▶ [REQUEST]
Read through the data and count the lines that contain the string "icon"; give only the result.

▶ [ITEMS]

§ §

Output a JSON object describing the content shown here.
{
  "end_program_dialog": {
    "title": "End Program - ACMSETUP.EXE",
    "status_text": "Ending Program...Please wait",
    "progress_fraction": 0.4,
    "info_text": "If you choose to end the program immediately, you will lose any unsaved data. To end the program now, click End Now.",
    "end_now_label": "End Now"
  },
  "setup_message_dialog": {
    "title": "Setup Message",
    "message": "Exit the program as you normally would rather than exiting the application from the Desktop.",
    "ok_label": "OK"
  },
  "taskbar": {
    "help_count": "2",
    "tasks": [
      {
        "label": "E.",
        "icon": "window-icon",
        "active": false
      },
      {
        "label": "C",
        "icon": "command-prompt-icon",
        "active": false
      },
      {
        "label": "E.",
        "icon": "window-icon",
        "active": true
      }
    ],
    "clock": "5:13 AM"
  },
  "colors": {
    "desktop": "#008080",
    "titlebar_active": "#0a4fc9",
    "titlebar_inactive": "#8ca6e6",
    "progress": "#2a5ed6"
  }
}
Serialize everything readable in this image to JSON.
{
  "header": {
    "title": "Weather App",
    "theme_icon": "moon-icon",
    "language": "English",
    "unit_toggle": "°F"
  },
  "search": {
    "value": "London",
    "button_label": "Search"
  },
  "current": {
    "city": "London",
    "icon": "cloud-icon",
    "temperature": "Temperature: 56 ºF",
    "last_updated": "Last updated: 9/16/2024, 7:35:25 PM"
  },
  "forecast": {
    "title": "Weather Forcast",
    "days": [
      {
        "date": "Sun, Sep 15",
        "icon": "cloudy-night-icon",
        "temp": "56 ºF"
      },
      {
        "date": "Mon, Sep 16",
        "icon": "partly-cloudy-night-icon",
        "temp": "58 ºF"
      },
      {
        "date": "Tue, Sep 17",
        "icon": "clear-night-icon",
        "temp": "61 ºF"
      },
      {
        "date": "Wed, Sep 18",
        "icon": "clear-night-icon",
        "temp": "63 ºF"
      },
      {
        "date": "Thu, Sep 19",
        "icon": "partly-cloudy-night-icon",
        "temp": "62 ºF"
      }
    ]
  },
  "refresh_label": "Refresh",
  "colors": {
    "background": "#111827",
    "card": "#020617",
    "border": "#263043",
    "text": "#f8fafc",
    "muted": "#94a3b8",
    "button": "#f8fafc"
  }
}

§ §

▶ [FINISHED EXERCISE]
10